#### Given request
In every record, change each occurrence of "y-tick-label" to "vertical-tick-label" and give the lines again with nothing else altered. Omit the pictures from your answer.

= = = =

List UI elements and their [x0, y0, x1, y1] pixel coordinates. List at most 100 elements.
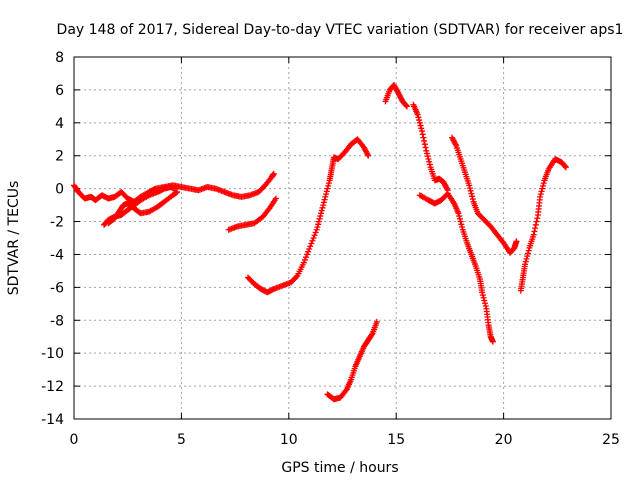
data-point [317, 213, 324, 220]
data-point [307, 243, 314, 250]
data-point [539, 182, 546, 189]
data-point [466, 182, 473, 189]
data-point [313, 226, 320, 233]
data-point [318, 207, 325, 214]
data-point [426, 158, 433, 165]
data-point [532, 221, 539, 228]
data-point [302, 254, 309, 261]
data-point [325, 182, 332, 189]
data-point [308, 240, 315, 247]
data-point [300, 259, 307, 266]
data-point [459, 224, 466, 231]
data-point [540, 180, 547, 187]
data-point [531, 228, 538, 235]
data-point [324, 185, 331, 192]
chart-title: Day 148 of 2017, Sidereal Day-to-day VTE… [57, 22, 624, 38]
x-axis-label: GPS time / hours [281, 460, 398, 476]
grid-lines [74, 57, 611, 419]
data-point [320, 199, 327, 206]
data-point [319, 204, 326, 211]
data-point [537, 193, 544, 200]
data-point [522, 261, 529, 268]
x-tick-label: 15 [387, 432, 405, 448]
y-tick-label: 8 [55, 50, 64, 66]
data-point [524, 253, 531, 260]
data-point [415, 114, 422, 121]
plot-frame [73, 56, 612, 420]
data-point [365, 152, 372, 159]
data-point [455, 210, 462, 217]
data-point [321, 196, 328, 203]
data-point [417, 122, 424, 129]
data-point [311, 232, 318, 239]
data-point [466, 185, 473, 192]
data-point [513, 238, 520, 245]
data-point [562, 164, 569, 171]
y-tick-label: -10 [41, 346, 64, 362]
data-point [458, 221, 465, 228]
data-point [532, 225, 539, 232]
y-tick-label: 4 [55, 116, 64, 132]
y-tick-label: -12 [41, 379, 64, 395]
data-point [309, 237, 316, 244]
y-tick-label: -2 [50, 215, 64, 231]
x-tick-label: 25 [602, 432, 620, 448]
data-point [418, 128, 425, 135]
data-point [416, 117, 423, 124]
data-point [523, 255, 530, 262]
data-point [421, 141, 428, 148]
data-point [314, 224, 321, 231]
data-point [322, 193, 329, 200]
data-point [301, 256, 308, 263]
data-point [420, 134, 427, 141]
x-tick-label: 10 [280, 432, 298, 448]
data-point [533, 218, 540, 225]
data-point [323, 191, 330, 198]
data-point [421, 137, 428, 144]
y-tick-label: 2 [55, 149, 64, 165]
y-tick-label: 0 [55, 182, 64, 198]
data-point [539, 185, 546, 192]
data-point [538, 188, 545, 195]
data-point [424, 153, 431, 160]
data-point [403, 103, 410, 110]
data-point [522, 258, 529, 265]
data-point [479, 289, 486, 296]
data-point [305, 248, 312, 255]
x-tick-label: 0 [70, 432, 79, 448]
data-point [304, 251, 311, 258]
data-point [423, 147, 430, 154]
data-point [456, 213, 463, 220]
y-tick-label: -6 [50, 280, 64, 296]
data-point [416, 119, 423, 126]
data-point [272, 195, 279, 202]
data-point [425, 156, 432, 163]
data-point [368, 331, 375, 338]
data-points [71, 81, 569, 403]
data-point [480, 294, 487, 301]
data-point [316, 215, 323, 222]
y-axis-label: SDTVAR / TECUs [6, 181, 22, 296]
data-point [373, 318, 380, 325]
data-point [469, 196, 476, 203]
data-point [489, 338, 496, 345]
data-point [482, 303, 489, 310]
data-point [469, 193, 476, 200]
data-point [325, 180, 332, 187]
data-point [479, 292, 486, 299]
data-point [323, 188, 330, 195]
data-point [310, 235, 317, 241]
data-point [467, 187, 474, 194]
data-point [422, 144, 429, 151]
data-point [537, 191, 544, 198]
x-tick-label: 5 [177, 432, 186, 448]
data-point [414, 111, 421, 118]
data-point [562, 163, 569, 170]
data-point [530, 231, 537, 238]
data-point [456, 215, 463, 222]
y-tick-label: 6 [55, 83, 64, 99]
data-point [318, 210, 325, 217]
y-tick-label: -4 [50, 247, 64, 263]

= = = =

#### Result of the exercise
List UI elements and their [x0, y0, x1, y1] pixel coordinates. List at most 100 elements.
data-point [317, 213, 324, 220]
data-point [307, 243, 314, 250]
data-point [539, 182, 546, 189]
data-point [466, 182, 473, 189]
data-point [313, 226, 320, 233]
data-point [318, 207, 325, 214]
data-point [426, 158, 433, 165]
data-point [532, 221, 539, 228]
data-point [302, 254, 309, 261]
data-point [325, 182, 332, 189]
data-point [308, 240, 315, 247]
data-point [300, 259, 307, 266]
data-point [459, 224, 466, 231]
data-point [540, 180, 547, 187]
data-point [531, 228, 538, 235]
data-point [324, 185, 331, 192]
chart-title: Day 148 of 2017, Sidereal Day-to-day VTE… [57, 22, 624, 38]
x-axis-label: GPS time / hours [281, 460, 398, 476]
grid-lines [74, 57, 611, 419]
data-point [320, 199, 327, 206]
data-point [319, 204, 326, 211]
data-point [537, 193, 544, 200]
data-point [522, 261, 529, 268]
x-tick-label: 15 [387, 432, 405, 448]
vertical-tick-label: 8 [55, 50, 64, 66]
data-point [524, 253, 531, 260]
data-point [415, 114, 422, 121]
plot-frame [73, 56, 612, 420]
data-point [365, 152, 372, 159]
data-point [455, 210, 462, 217]
data-point [321, 196, 328, 203]
data-point [417, 122, 424, 129]
data-point [311, 232, 318, 239]
data-point [466, 185, 473, 192]
data-point [513, 238, 520, 245]
data-point [562, 164, 569, 171]
vertical-tick-label: -10 [41, 346, 64, 362]
data-point [458, 221, 465, 228]
data-point [532, 225, 539, 232]
vertical-tick-label: 4 [55, 116, 64, 132]
vertical-tick-label: -12 [41, 379, 64, 395]
data-point [309, 237, 316, 244]
vertical-tick-label: -2 [50, 215, 64, 231]
x-tick-label: 25 [602, 432, 620, 448]
data-point [418, 128, 425, 135]
data-point [416, 117, 423, 124]
data-point [523, 255, 530, 262]
data-point [421, 141, 428, 148]
data-point [314, 224, 321, 231]
data-point [322, 193, 329, 200]
data-point [301, 256, 308, 263]
data-point [420, 134, 427, 141]
x-tick-label: 10 [280, 432, 298, 448]
data-point [533, 218, 540, 225]
data-point [323, 191, 330, 198]
data-point [421, 137, 428, 144]
vertical-tick-label: 2 [55, 149, 64, 165]
vertical-tick-label: 0 [55, 182, 64, 198]
data-point [539, 185, 546, 192]
data-point [538, 188, 545, 195]
data-point [424, 153, 431, 160]
data-point [403, 103, 410, 110]
data-point [522, 258, 529, 265]
data-point [479, 289, 486, 296]
data-point [305, 248, 312, 255]
x-tick-label: 0 [70, 432, 79, 448]
data-point [304, 251, 311, 258]
data-point [423, 147, 430, 154]
data-point [456, 213, 463, 220]
vertical-tick-label: -6 [50, 280, 64, 296]
data-point [416, 119, 423, 126]
data-point [272, 195, 279, 202]
data-point [425, 156, 432, 163]
data-point [368, 331, 375, 338]
data-points [71, 81, 569, 403]
data-point [480, 294, 487, 301]
data-point [316, 215, 323, 222]
y-axis-label: SDTVAR / TECUs [6, 181, 22, 296]
data-point [373, 318, 380, 325]
data-point [469, 196, 476, 203]
data-point [489, 338, 496, 345]
data-point [482, 303, 489, 310]
data-point [469, 193, 476, 200]
data-point [325, 180, 332, 187]
data-point [479, 292, 486, 299]
data-point [323, 188, 330, 195]
data-point [310, 235, 317, 241]
data-point [467, 187, 474, 194]
data-point [422, 144, 429, 151]
data-point [537, 191, 544, 198]
x-tick-label: 5 [177, 432, 186, 448]
data-point [414, 111, 421, 118]
data-point [562, 163, 569, 170]
data-point [530, 231, 537, 238]
data-point [456, 215, 463, 222]
vertical-tick-label: 6 [55, 83, 64, 99]
data-point [318, 210, 325, 217]
vertical-tick-label: -4 [50, 247, 64, 263]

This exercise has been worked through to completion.